**GIVEN REQUEST**
Transcribe the material verbatim in full; the pictures do not belong in the copy.

#### STORED DATA ####

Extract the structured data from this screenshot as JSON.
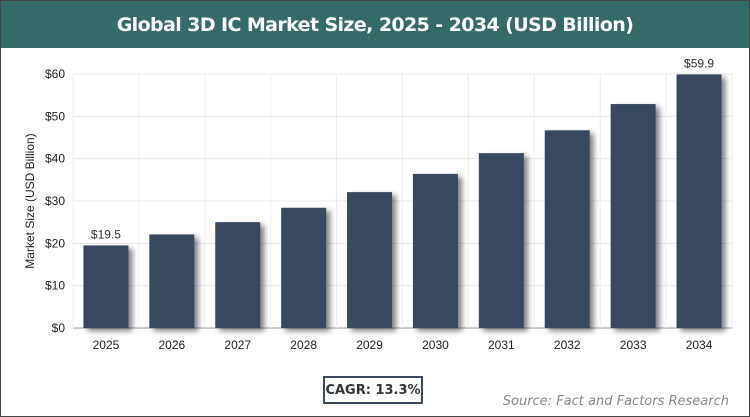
{
  "chart_data": {
    "type": "bar",
    "title": "Global 3D IC Market Size, 2025 - 2034 (USD Billion)",
    "xlabel": "",
    "ylabel": "Market Size (USD Billion)",
    "categories": [
      "2025",
      "2026",
      "2027",
      "2028",
      "2029",
      "2030",
      "2031",
      "2032",
      "2033",
      "2034"
    ],
    "values": [
      19.5,
      22.1,
      25.0,
      28.4,
      32.1,
      36.4,
      41.3,
      46.7,
      52.9,
      59.9
    ],
    "data_labels": {
      "0": "$19.5",
      "9": "$59.9"
    },
    "ylim": [
      0,
      60
    ],
    "yticks": [
      "$0",
      "$10",
      "$20",
      "$30",
      "$40",
      "$50",
      "$60"
    ],
    "grid": true,
    "bar_color": "#374a5f"
  },
  "cagr_label": "CAGR: 13.3%",
  "source": "Source: Fact and Factors Research"
}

####

**THE COMPLETED TASK**
Extract the structured data from this screenshot as JSON.
{
  "chart_data": {
    "type": "bar",
    "title": "Global 3D IC Market Size, 2025 - 2034 (USD Billion)",
    "xlabel": "",
    "ylabel": "Market Size (USD Billion)",
    "categories": [
      "2025",
      "2026",
      "2027",
      "2028",
      "2029",
      "2030",
      "2031",
      "2032",
      "2033",
      "2034"
    ],
    "values": [
      19.5,
      22.1,
      25.0,
      28.4,
      32.1,
      36.4,
      41.3,
      46.7,
      52.9,
      59.9
    ],
    "data_labels": {
      "0": "$19.5",
      "9": "$59.9"
    },
    "ylim": [
      0,
      60
    ],
    "yticks": [
      "$0",
      "$10",
      "$20",
      "$30",
      "$40",
      "$50",
      "$60"
    ],
    "grid": true,
    "bar_color": "#374a5f"
  },
  "cagr_label": "CAGR: 13.3%",
  "source": "Source: Fact and Factors Research"
}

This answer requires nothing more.